# Objective:
Each line below should be reproduced without any alteration.

** START Data for this task **

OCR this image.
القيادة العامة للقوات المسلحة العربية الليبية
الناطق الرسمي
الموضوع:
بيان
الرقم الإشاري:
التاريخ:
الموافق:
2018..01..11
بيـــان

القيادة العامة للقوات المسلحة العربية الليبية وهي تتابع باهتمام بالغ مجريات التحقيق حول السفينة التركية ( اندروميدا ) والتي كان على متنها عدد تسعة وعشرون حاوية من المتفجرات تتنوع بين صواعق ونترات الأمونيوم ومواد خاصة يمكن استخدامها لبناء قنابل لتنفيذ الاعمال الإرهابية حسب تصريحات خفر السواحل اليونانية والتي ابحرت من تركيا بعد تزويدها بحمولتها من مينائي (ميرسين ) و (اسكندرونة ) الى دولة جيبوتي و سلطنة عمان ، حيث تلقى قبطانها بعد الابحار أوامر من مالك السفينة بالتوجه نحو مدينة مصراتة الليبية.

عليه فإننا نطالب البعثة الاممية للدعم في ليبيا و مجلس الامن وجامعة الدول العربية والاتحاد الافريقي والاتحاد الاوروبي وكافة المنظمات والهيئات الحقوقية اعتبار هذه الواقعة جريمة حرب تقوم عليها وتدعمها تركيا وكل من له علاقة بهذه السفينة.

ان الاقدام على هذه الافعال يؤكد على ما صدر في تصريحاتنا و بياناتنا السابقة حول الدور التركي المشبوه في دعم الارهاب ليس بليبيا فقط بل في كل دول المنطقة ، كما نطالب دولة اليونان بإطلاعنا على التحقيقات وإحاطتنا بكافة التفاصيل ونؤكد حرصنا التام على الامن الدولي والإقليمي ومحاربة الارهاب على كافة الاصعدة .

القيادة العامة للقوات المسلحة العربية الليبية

** END Data for this task **

# Result for this exercise:
OCR this image.
القيادة العامة للقوات المسلحة العربية الليبية
الناطق الرسمي
الموضوع:
بيان
الرقم الإشاري:
التاريخ:
الموافق:
2018..01..11
بيـــان

القيادة العامة للقوات المسلحة العربية الليبية وهي تتابع باهتمام بالغ مجريات التحقيق حول السفينة التركية ( اندروميدا ) والتي كان على متنها عدد تسعة وعشرون حاوية من المتفجرات تتنوع بين صواعق ونترات الأمونيوم ومواد خاصة يمكن استخدامها لبناء قنابل لتنفيذ الاعمال الإرهابية حسب تصريحات خفر السواحل اليونانية والتي ابحرت من تركيا بعد تزويدها بحمولتها من مينائي (ميرسين ) و (اسكندرونة ) الى دولة جيبوتي و سلطنة عمان ، حيث تلقى قبطانها بعد الابحار أوامر من مالك السفينة بالتوجه نحو مدينة مصراتة الليبية.

عليه فإننا نطالب البعثة الاممية للدعم في ليبيا و مجلس الامن وجامعة الدول العربية والاتحاد الافريقي والاتحاد الاوروبي وكافة المنظمات والهيئات الحقوقية اعتبار هذه الواقعة جريمة حرب تقوم عليها وتدعمها تركيا وكل من له علاقة بهذه السفينة.

ان الاقدام على هذه الافعال يؤكد على ما صدر في تصريحاتنا و بياناتنا السابقة حول الدور التركي المشبوه في دعم الارهاب ليس بليبيا فقط بل في كل دول المنطقة ، كما نطالب دولة اليونان بإطلاعنا على التحقيقات وإحاطتنا بكافة التفاصيل ونؤكد حرصنا التام على الامن الدولي والإقليمي ومحاربة الارهاب على كافة الاصعدة .

القيادة العامة للقوات المسلحة العربية الليبية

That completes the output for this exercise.